» SET TASK: Please rewrite the data, starting at its first line and ending at the line containing "- hourly-list[interactable]: Сейчас", with "hour-temp" replaced by "hour-temperature" and everything else left the same.

» GIVEN RECORDS:

____________________

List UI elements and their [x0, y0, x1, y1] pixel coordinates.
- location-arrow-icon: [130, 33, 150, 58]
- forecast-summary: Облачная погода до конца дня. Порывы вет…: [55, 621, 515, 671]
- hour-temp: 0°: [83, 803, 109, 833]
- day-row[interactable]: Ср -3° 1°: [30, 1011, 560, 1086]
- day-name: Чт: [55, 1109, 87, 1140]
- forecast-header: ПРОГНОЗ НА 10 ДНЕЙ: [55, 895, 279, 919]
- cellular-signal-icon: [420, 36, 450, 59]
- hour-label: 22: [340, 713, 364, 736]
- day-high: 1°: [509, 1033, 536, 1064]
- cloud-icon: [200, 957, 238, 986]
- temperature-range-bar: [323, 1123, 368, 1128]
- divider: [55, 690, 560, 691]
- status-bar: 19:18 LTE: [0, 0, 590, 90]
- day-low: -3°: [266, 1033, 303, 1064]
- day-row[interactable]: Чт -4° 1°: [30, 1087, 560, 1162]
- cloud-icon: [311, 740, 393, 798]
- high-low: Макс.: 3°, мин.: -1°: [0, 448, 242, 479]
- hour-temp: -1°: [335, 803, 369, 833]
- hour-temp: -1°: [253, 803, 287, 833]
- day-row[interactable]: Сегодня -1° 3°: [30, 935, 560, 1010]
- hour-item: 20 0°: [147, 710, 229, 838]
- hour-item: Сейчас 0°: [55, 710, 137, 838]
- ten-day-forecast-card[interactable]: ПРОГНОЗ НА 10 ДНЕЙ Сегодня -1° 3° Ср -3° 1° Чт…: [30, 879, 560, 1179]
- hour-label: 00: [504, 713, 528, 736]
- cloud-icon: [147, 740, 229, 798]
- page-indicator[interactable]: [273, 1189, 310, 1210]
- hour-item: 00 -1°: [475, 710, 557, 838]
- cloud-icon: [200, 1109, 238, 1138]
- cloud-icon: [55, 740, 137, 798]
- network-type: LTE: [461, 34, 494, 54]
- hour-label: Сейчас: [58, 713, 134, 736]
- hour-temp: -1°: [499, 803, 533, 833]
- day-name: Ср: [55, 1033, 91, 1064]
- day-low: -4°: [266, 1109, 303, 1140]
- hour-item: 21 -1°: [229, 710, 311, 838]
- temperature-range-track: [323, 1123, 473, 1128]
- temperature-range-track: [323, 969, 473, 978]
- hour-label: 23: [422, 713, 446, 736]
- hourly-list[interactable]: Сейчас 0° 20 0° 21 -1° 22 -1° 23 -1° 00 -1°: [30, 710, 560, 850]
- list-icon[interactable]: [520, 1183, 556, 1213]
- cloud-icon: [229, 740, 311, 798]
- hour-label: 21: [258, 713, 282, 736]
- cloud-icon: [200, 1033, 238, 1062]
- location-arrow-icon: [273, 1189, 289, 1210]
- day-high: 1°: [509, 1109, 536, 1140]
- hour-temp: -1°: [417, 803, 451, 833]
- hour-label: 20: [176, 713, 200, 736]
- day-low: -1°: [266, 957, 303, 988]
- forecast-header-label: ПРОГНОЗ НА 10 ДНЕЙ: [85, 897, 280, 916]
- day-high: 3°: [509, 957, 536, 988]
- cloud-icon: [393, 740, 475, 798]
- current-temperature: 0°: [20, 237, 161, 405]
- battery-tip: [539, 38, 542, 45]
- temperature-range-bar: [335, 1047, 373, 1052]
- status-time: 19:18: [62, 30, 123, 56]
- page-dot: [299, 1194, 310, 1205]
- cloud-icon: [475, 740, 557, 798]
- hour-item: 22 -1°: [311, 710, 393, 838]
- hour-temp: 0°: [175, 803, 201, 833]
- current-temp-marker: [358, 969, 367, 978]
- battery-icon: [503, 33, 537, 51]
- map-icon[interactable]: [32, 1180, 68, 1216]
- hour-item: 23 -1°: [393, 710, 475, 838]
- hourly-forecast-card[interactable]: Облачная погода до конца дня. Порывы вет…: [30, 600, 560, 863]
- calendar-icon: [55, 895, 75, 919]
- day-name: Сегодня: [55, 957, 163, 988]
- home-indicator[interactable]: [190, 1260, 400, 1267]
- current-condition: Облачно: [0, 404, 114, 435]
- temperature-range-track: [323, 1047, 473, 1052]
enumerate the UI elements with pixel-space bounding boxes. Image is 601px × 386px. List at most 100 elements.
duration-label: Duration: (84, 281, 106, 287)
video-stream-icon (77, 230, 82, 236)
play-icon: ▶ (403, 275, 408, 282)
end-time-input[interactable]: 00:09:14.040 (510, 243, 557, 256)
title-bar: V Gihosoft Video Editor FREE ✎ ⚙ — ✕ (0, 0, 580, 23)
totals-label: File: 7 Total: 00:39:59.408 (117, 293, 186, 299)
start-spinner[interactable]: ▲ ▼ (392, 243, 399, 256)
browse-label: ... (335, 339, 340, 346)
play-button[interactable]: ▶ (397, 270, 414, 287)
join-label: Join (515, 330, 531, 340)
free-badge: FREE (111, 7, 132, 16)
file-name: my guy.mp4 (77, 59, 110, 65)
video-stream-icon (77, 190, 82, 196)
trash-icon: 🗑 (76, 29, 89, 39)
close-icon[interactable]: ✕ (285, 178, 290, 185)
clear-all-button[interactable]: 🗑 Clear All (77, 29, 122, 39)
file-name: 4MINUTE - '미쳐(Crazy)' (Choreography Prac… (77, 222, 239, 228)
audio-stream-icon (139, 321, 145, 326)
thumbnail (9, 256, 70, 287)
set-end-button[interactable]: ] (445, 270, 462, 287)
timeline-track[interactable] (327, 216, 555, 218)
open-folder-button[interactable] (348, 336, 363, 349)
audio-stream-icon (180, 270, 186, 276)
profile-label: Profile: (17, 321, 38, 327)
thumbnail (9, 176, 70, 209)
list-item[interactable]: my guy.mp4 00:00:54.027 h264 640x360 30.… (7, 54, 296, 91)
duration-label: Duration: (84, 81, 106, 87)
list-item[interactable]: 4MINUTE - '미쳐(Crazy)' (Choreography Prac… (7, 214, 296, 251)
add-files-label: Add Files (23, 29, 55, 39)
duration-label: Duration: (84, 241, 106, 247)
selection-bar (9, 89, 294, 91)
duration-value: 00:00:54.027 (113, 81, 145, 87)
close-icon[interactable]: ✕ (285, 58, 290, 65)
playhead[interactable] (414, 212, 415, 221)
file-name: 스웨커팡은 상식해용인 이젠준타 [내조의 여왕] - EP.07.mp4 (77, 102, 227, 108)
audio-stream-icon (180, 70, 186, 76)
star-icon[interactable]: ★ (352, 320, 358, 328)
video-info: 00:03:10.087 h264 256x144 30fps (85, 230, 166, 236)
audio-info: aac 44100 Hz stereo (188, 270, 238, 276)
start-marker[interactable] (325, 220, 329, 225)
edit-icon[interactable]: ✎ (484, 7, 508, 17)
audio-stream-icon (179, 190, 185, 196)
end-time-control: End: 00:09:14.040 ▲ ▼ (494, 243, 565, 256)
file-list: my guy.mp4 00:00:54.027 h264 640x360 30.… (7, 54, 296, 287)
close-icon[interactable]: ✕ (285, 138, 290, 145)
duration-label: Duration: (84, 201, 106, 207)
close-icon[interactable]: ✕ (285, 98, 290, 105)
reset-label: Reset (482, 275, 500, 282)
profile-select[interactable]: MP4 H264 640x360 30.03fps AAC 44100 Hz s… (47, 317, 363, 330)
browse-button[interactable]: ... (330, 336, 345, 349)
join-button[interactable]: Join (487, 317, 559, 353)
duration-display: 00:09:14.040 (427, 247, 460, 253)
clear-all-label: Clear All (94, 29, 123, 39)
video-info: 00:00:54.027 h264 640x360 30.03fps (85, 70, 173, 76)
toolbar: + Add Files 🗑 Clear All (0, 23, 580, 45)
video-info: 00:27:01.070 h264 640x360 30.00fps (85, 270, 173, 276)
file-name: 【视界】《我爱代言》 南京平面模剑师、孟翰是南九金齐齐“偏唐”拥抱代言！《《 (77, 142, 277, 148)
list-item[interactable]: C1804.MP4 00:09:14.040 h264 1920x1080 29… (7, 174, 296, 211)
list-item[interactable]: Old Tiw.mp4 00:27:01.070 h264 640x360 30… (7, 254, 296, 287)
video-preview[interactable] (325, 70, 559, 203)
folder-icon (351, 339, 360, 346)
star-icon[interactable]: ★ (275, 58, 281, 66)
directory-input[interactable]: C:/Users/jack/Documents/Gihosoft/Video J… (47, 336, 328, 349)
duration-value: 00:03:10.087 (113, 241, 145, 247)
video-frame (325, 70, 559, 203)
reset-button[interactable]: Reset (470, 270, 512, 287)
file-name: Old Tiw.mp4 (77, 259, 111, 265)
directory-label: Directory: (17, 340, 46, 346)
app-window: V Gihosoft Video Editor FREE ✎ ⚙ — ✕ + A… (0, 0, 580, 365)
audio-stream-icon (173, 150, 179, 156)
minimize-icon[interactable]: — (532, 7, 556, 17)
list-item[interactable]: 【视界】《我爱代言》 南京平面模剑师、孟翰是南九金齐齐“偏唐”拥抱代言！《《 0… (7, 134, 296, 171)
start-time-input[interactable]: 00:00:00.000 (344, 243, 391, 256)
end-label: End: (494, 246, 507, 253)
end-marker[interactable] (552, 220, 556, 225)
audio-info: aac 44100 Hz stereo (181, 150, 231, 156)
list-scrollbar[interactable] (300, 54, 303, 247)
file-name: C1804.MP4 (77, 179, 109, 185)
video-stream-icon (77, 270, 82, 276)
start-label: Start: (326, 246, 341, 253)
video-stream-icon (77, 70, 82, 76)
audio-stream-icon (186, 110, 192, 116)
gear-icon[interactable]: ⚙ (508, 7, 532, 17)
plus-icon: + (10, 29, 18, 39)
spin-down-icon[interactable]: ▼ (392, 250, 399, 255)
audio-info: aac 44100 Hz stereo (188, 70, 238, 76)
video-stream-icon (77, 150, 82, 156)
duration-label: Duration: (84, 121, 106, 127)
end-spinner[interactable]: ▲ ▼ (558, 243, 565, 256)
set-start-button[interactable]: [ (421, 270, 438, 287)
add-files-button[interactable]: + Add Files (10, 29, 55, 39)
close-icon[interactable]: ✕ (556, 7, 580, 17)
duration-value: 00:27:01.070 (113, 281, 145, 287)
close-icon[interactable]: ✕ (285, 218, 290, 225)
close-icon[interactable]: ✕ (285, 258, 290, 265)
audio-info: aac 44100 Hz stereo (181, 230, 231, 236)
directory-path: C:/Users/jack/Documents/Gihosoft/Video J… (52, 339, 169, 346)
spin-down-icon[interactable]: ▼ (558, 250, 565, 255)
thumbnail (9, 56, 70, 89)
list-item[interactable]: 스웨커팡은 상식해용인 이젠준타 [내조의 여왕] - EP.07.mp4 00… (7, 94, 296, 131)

____________________

» FINISHED TASK:
List UI elements and their [x0, y0, x1, y1] pixel coordinates.
- location-arrow-icon: [130, 33, 150, 58]
- forecast-summary: Облачная погода до конца дня. Порывы вет…: [55, 621, 515, 671]
- hour-temperature: 0°: [83, 803, 109, 833]
- day-row[interactable]: Ср -3° 1°: [30, 1011, 560, 1086]
- day-name: Чт: [55, 1109, 87, 1140]
- forecast-header: ПРОГНОЗ НА 10 ДНЕЙ: [55, 895, 279, 919]
- cellular-signal-icon: [420, 36, 450, 59]
- hour-label: 22: [340, 713, 364, 736]
- day-high: 1°: [509, 1033, 536, 1064]
- cloud-icon: [200, 957, 238, 986]
- temperature-range-bar: [323, 1123, 368, 1128]
- divider: [55, 690, 560, 691]
- status-bar: 19:18 LTE: [0, 0, 590, 90]
- day-low: -3°: [266, 1033, 303, 1064]
- day-row[interactable]: Чт -4° 1°: [30, 1087, 560, 1162]
- cloud-icon: [311, 740, 393, 798]
- high-low: Макс.: 3°, мин.: -1°: [0, 448, 242, 479]
- hour-temperature: -1°: [335, 803, 369, 833]
- hour-temperature: -1°: [253, 803, 287, 833]
- day-row[interactable]: Сегодня -1° 3°: [30, 935, 560, 1010]
- hour-item: 20 0°: [147, 710, 229, 838]
- hour-item: Сейчас 0°: [55, 710, 137, 838]
- ten-day-forecast-card[interactable]: ПРОГНОЗ НА 10 ДНЕЙ Сегодня -1° 3° Ср -3° 1° Чт…: [30, 879, 560, 1179]
- hour-label: 00: [504, 713, 528, 736]
- cloud-icon: [147, 740, 229, 798]
- page-indicator[interactable]: [273, 1189, 310, 1210]
- hour-item: 00 -1°: [475, 710, 557, 838]
- cloud-icon: [200, 1109, 238, 1138]
- cloud-icon: [55, 740, 137, 798]
- network-type: LTE: [461, 34, 494, 54]
- hour-label: Сейчас: [58, 713, 134, 736]
- hour-temperature: -1°: [499, 803, 533, 833]
- day-name: Ср: [55, 1033, 91, 1064]
- day-low: -4°: [266, 1109, 303, 1140]
- hour-item: 21 -1°: [229, 710, 311, 838]
- temperature-range-track: [323, 1123, 473, 1128]
- temperature-range-track: [323, 969, 473, 978]
- hour-label: 23: [422, 713, 446, 736]
- hourly-list[interactable]: Сейчас 0° 20 0° 21 -1° 22 -1° 23 -1° 00 -1°: [30, 710, 560, 850]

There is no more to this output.